Items listed in a dataset
(begin)

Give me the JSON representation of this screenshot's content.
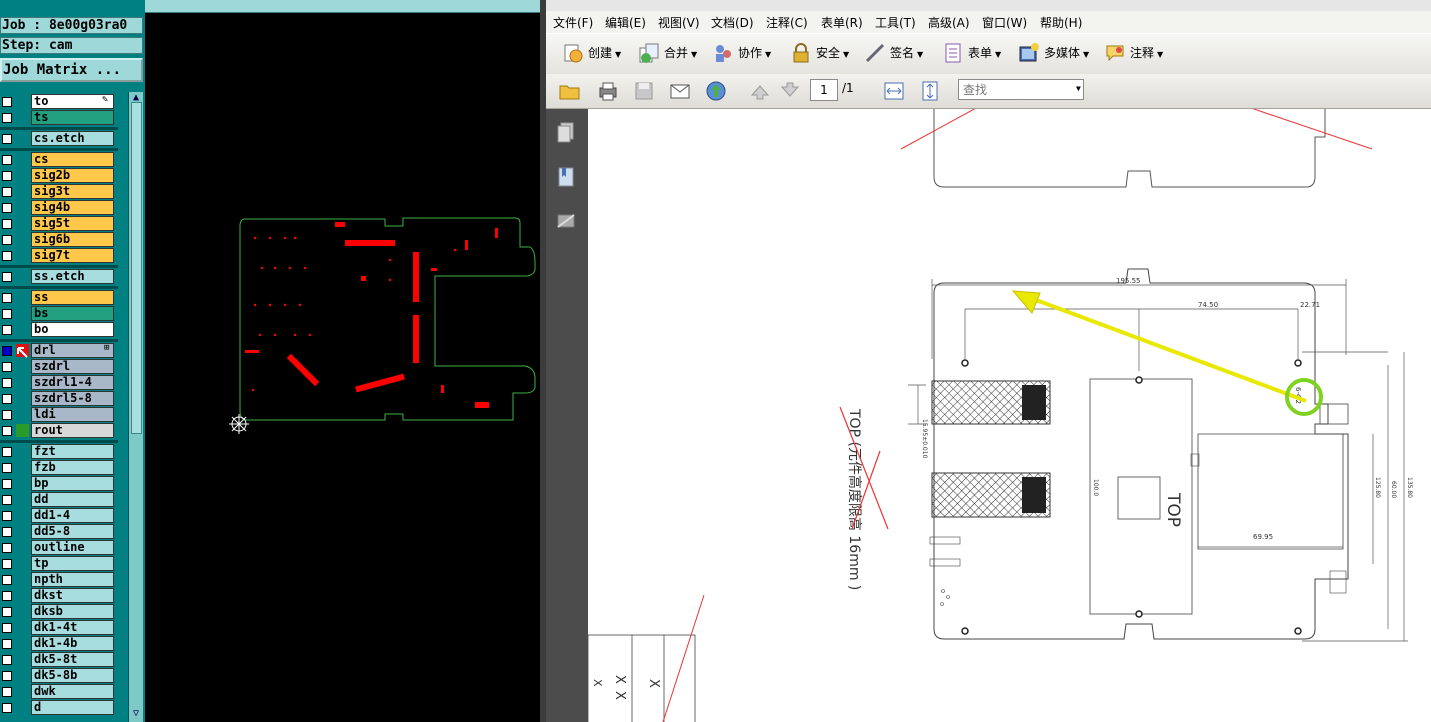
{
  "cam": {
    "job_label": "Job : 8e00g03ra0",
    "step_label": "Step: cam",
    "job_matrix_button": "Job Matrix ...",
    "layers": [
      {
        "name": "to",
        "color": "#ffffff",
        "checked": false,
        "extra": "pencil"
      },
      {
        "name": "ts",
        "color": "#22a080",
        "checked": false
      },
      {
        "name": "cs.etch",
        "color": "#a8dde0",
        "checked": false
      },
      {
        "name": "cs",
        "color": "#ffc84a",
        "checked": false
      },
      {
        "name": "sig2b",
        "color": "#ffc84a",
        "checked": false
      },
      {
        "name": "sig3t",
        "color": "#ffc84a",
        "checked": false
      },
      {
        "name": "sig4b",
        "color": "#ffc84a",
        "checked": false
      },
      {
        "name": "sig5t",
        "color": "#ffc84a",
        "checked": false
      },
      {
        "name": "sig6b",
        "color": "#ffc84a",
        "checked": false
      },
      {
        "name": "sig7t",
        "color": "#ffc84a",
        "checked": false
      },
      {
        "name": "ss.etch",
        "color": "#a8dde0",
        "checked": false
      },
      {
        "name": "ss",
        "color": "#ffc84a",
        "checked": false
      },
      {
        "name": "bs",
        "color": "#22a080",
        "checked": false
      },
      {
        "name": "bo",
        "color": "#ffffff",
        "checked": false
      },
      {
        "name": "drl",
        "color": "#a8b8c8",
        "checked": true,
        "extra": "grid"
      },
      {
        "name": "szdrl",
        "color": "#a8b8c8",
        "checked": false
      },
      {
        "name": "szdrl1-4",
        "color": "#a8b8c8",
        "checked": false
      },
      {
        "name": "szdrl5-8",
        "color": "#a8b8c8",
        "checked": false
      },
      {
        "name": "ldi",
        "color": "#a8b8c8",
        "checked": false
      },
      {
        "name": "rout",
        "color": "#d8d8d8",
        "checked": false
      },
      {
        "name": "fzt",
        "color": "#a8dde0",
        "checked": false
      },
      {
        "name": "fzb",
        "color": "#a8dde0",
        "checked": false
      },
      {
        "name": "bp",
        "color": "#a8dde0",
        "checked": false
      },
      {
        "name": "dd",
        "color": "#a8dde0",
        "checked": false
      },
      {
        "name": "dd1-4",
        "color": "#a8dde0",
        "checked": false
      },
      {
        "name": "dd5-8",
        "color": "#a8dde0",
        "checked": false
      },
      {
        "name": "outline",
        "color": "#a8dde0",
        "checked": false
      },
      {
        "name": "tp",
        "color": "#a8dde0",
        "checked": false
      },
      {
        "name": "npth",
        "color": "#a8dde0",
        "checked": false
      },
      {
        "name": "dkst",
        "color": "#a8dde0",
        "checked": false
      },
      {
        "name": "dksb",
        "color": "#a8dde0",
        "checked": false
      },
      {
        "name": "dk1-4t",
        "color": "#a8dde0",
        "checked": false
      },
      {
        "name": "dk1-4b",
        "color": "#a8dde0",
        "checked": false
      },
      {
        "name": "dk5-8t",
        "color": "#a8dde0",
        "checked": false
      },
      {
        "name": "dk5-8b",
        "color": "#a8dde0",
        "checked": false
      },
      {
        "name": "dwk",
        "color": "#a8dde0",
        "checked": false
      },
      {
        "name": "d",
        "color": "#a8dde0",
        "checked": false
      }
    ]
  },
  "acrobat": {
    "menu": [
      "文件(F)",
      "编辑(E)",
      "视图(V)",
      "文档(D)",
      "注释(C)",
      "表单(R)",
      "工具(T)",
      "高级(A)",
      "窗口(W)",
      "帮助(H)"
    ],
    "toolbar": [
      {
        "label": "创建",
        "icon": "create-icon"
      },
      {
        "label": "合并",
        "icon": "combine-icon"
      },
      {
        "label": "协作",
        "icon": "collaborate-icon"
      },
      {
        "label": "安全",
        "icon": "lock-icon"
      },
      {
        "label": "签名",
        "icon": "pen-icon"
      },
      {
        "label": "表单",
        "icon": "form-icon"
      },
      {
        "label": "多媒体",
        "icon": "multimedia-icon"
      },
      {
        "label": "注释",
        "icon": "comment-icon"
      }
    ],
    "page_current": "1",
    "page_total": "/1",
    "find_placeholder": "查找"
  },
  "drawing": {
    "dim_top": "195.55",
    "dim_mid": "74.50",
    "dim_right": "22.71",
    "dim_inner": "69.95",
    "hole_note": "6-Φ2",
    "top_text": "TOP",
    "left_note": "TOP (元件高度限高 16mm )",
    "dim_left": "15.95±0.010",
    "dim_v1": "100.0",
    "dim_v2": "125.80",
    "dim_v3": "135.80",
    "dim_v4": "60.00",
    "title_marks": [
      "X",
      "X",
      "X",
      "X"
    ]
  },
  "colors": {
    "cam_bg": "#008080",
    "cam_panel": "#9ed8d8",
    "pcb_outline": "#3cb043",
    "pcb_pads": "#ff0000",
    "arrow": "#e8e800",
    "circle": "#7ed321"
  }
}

(end)
(begin)

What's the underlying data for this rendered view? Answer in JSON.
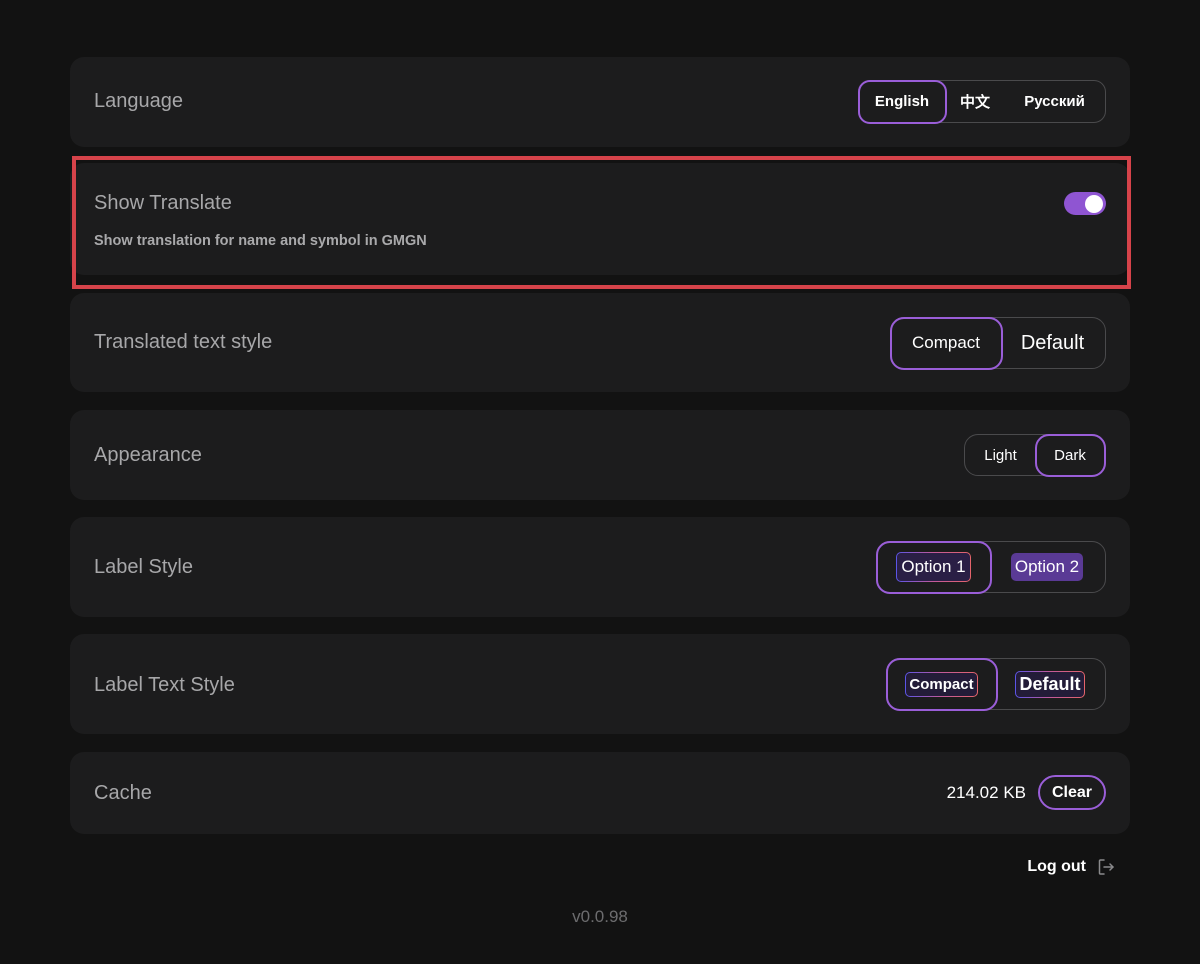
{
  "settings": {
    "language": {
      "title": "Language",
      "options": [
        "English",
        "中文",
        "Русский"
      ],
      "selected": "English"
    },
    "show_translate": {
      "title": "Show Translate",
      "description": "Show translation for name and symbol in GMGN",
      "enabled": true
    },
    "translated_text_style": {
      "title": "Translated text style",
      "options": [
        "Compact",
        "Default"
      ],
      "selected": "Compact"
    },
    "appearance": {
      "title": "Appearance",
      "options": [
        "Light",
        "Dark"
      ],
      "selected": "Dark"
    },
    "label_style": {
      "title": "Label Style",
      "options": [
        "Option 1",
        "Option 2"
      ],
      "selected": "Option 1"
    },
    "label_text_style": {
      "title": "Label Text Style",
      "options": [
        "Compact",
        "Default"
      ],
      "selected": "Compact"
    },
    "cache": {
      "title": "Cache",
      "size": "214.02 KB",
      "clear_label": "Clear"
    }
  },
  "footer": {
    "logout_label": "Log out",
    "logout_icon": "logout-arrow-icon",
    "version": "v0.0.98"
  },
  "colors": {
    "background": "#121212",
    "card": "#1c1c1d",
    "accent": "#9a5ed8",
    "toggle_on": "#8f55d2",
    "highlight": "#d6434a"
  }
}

(end)

## What you are asked to do
Pick each line holding the word "this" out of the data and copy it.

## Written reply
Give me the JSON representation of this screenshot's content.
What's the underlying data for this rendered view? Answer in JSON.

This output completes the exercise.